(Data items)
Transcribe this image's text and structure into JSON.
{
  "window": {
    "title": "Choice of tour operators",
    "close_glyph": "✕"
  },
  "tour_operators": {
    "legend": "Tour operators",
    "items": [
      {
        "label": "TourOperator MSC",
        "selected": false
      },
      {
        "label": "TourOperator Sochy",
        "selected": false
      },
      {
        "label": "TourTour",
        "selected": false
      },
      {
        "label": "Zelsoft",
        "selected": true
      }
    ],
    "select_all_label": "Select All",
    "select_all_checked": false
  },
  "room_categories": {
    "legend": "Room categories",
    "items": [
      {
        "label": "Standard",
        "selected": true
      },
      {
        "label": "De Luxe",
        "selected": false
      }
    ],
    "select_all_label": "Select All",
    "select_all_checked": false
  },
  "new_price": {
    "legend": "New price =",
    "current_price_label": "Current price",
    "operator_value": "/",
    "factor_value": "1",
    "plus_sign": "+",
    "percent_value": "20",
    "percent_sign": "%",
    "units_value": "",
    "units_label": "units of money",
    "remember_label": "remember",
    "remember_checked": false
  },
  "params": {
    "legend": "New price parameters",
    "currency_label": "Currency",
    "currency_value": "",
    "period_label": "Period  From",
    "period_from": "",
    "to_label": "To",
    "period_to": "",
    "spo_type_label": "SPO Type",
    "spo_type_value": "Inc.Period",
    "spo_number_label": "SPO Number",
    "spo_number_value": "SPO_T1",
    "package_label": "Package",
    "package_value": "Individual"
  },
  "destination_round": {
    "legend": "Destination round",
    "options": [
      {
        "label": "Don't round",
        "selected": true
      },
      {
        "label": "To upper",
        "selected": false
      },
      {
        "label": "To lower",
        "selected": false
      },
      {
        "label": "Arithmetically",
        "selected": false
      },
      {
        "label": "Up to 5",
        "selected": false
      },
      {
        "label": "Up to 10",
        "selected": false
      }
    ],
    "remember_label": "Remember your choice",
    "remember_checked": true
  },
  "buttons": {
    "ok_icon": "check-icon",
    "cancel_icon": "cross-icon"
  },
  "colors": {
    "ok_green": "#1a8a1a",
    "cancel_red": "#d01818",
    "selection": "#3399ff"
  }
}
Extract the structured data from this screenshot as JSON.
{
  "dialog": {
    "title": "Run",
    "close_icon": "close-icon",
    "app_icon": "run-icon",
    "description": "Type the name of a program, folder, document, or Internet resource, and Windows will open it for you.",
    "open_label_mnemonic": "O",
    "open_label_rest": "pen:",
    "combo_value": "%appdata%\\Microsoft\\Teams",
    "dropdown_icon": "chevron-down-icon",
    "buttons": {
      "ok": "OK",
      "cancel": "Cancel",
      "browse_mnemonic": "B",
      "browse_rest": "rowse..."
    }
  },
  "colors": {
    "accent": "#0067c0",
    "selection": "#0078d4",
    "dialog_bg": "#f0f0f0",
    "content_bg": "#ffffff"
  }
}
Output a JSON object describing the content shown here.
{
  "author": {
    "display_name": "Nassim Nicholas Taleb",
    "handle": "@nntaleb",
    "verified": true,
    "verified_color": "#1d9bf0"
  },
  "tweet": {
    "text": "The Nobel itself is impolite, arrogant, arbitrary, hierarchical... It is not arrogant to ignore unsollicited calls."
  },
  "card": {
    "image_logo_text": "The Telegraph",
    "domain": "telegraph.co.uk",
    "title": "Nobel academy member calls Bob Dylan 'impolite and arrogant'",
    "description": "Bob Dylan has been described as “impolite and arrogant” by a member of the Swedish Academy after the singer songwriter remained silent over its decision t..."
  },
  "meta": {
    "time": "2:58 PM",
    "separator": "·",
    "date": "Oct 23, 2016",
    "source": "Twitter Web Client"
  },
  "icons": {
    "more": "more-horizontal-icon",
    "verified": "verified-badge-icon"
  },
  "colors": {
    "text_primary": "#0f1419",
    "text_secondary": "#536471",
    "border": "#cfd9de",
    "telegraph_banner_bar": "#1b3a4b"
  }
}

## [Stated task]
Copy down the whole of the data above, matching it exactly.

## [Solution for this task]
Transcribe this image's text and structure into JSON.
{
  "window": {
    "title": "Choice of tour operators",
    "close_glyph": "✕"
  },
  "tour_operators": {
    "legend": "Tour operators",
    "items": [
      {
        "label": "TourOperator MSC",
        "selected": false
      },
      {
        "label": "TourOperator Sochy",
        "selected": false
      },
      {
        "label": "TourTour",
        "selected": false
      },
      {
        "label": "Zelsoft",
        "selected": true
      }
    ],
    "select_all_label": "Select All",
    "select_all_checked": false
  },
  "room_categories": {
    "legend": "Room categories",
    "items": [
      {
        "label": "Standard",
        "selected": true
      },
      {
        "label": "De Luxe",
        "selected": false
      }
    ],
    "select_all_label": "Select All",
    "select_all_checked": false
  },
  "new_price": {
    "legend": "New price =",
    "current_price_label": "Current price",
    "operator_value": "/",
    "factor_value": "1",
    "plus_sign": "+",
    "percent_value": "20",
    "percent_sign": "%",
    "units_value": "",
    "units_label": "units of money",
    "remember_label": "remember",
    "remember_checked": false
  },
  "params": {
    "legend": "New price parameters",
    "currency_label": "Currency",
    "currency_value": "",
    "period_label": "Period  From",
    "period_from": "",
    "to_label": "To",
    "period_to": "",
    "spo_type_label": "SPO Type",
    "spo_type_value": "Inc.Period",
    "spo_number_label": "SPO Number",
    "spo_number_value": "SPO_T1",
    "package_label": "Package",
    "package_value": "Individual"
  },
  "destination_round": {
    "legend": "Destination round",
    "options": [
      {
        "label": "Don't round",
        "selected": true
      },
      {
        "label": "To upper",
        "selected": false
      },
      {
        "label": "To lower",
        "selected": false
      },
      {
        "label": "Arithmetically",
        "selected": false
      },
      {
        "label": "Up to 5",
        "selected": false
      },
      {
        "label": "Up to 10",
        "selected": false
      }
    ],
    "remember_label": "Remember your choice",
    "remember_checked": true
  },
  "buttons": {
    "ok_icon": "check-icon",
    "cancel_icon": "cross-icon"
  },
  "colors": {
    "ok_green": "#1a8a1a",
    "cancel_red": "#d01818",
    "selection": "#3399ff"
  }
}
Extract the structured data from this screenshot as JSON.
{
  "dialog": {
    "title": "Run",
    "close_icon": "close-icon",
    "app_icon": "run-icon",
    "description": "Type the name of a program, folder, document, or Internet resource, and Windows will open it for you.",
    "open_label_mnemonic": "O",
    "open_label_rest": "pen:",
    "combo_value": "%appdata%\\Microsoft\\Teams",
    "dropdown_icon": "chevron-down-icon",
    "buttons": {
      "ok": "OK",
      "cancel": "Cancel",
      "browse_mnemonic": "B",
      "browse_rest": "rowse..."
    }
  },
  "colors": {
    "accent": "#0067c0",
    "selection": "#0078d4",
    "dialog_bg": "#f0f0f0",
    "content_bg": "#ffffff"
  }
}
Output a JSON object describing the content shown here.
{
  "author": {
    "display_name": "Nassim Nicholas Taleb",
    "handle": "@nntaleb",
    "verified": true,
    "verified_color": "#1d9bf0"
  },
  "tweet": {
    "text": "The Nobel itself is impolite, arrogant, arbitrary, hierarchical... It is not arrogant to ignore unsollicited calls."
  },
  "card": {
    "image_logo_text": "The Telegraph",
    "domain": "telegraph.co.uk",
    "title": "Nobel academy member calls Bob Dylan 'impolite and arrogant'",
    "description": "Bob Dylan has been described as “impolite and arrogant” by a member of the Swedish Academy after the singer songwriter remained silent over its decision t..."
  },
  "meta": {
    "time": "2:58 PM",
    "separator": "·",
    "date": "Oct 23, 2016",
    "source": "Twitter Web Client"
  },
  "icons": {
    "more": "more-horizontal-icon",
    "verified": "verified-badge-icon"
  },
  "colors": {
    "text_primary": "#0f1419",
    "text_secondary": "#536471",
    "border": "#cfd9de",
    "telegraph_banner_bar": "#1b3a4b"
  }
}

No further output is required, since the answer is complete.